- **What you will do**
1) In the symposium talk, what was the stated topic of the event?
2) According to the symposium talk, why is it especially important to be critical of how the discussion takes shape at institutions like Yale, Harvard, or Princeton? Answer in one to three sentences.

- **Page text**
----
I was recently invited to speak for a symposium for a group called RESPECT, which is part of the Annie E. Casey Foundation in Baltimore. The topic of the event was "Economics of the Gender Divide." My talk was called "Staying critical of the Feminist conversation about work and family," and here it is (know that this was written to be spoken, hence all the use of the first person):
Before I start, I would like to make two disclaimers. First, I want to be straightforward about the fact that my thoughts about the issues that encircle gender and race in the workforce, are based on my experiences as an undergraduate woman at Yale University, which is arguably one of the most elite of elite academic institutions and definitely a place of enormous privilege and I want to recognize what is important about the perspective that being educated at such an institution affords me, and also address what is problematic about that perspective.
Second, I want to mention that what goes on at institutions like Yale, or Harvard or Princeton, is given an unfair weight in terms of the national media discussion about various political issues. I think that the media maelstrom that followed Larry Summer’s comments at Harvard about women in science, and the attention that every move that Shirley Tilghman, the first female president at Princeton, makes are two good examples of this. And I think that this fact is why it is all the more important to be critical of the form the discussion takes at these institutions. The project of my talk today, and of my columns in the Yale Daily News is to make sure that we are aware of the many biases that skew the discussion in certain directions.
----
- **Data**
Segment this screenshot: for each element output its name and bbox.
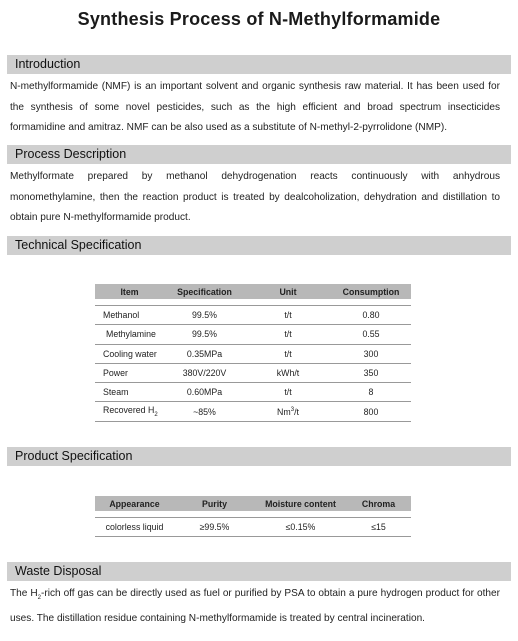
column-header: Specification	[164, 284, 245, 299]
table-row	[95, 402, 411, 421]
column-header: Purity	[174, 496, 255, 511]
cell-chroma: ≤15	[346, 518, 411, 537]
cell-consumption: 800	[331, 402, 411, 421]
table-row	[95, 383, 411, 402]
column-header: Unit	[245, 284, 331, 299]
column-header: Chroma	[346, 496, 411, 511]
cell-consumption: 350	[331, 363, 411, 382]
cell-unit: t/t	[245, 325, 331, 344]
cell-consumption: 0.80	[331, 306, 411, 325]
column-header: Consumption	[331, 284, 411, 299]
section-header-introduction: Introduction	[7, 55, 511, 74]
table-row	[95, 306, 411, 325]
cell-spec: 0.35MPa	[164, 344, 245, 363]
cell-moisture: ≤0.15%	[255, 518, 346, 537]
cell-unit: t/t	[245, 383, 331, 402]
cell-item: Methanol	[95, 306, 164, 325]
technical-spec-table	[95, 284, 411, 422]
column-header: Appearance	[95, 496, 174, 511]
table-header-row	[95, 496, 411, 511]
cell-unit: kWh/t	[245, 363, 331, 382]
cell-unit: t/t	[245, 344, 331, 363]
cell-item: Methylamine	[95, 325, 164, 344]
table-row	[95, 363, 411, 382]
introduction-text: N-methylformamide (NMF) is an important solvent and organic synthesis raw material. It has been used for the synthesis of some novel pesticides, such as the high efficient and broad spectrum insecticides formamidine and amitraz. NMF can be also used as a substitute of N-methyl-2-pyrrolidone (NMP).	[10, 81, 500, 133]
product-spec-table	[95, 496, 411, 537]
column-header: Item	[95, 284, 164, 299]
cell-unit: t/t	[245, 306, 331, 325]
section-header-waste: Waste Disposal	[7, 562, 511, 581]
cell-item: Cooling water	[95, 344, 164, 363]
cell-spec: 99.5%	[164, 306, 245, 325]
table-row	[95, 344, 411, 363]
section-header-technical: Technical Specification	[7, 236, 511, 255]
table-row	[95, 518, 411, 537]
column-header: Moisture content	[255, 496, 346, 511]
cell-purity: ≥99.5%	[174, 518, 255, 537]
process-text: Methylformate prepared by methanol dehydrogenation reacts continuously with anhydrous monomethylamine, then the reaction product is treated by dealcoholization, dehydration and distillation to obtain pure N-methylformamide product.	[10, 171, 500, 223]
cell-spec: 380V/220V	[164, 363, 245, 382]
cell-appearance: colorless liquid	[95, 518, 174, 537]
page-title: Synthesis Process of N-Methylformamide	[77, 9, 441, 29]
cell-item: Steam	[95, 383, 164, 402]
cell-consumption: 300	[331, 344, 411, 363]
cell-spec: 0.60MPa	[164, 383, 245, 402]
section-header-process: Process Description	[7, 145, 511, 164]
table-row	[95, 325, 411, 344]
cell-spec: 99.5%	[164, 325, 245, 344]
section-header-product: Product Specification	[7, 447, 511, 466]
cell-unit: Nm$^3$/t	[245, 402, 331, 421]
cell-consumption: 8	[331, 383, 411, 402]
cell-item: Recovered $H_2$	[95, 402, 164, 421]
waste-text: The $H_2$-rich off gas can be directly used as fuel or purified by PSA to obtain a pure hydrogen product for other uses. The distillation residue containing N-methylformamide is treated by central incineration.	[10, 588, 500, 624]
cell-consumption: 0.55	[331, 325, 411, 344]
cell-spec: ~85%	[164, 402, 245, 421]
table-header-row	[95, 284, 411, 299]
cell-item: Power	[95, 363, 164, 382]
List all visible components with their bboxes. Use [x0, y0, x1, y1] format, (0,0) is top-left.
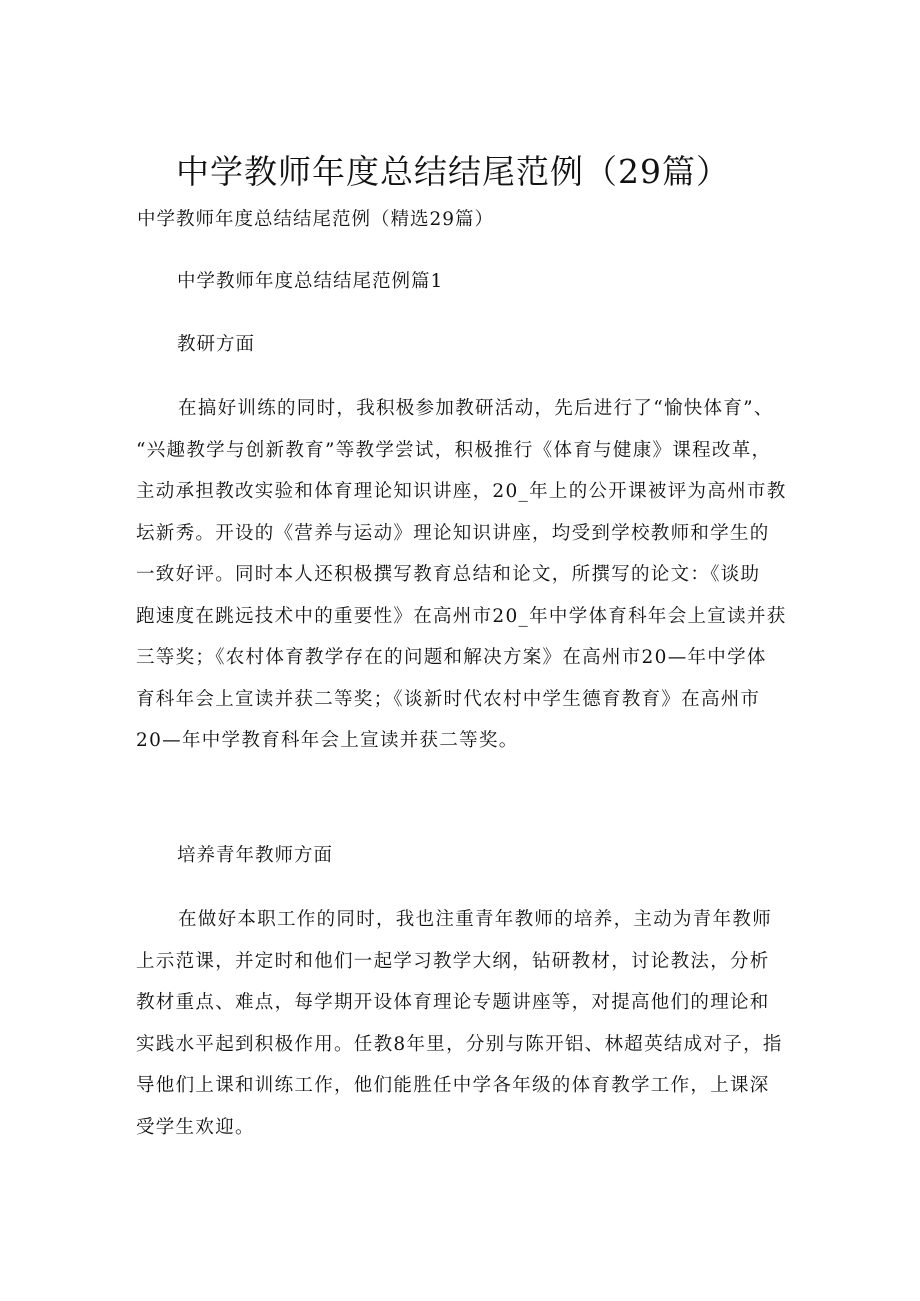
----
- **Answers by task**
1) "Economics of the Gender Divide"

2) What happens at those institutions is given unfair weight in the national media discussion of political issues. The speaker offers two examples: the media maelstrom after Larry Summers's comments at Harvard about women in science, and the attention paid to every move of Shirley Tilghman, Princeton's first female president.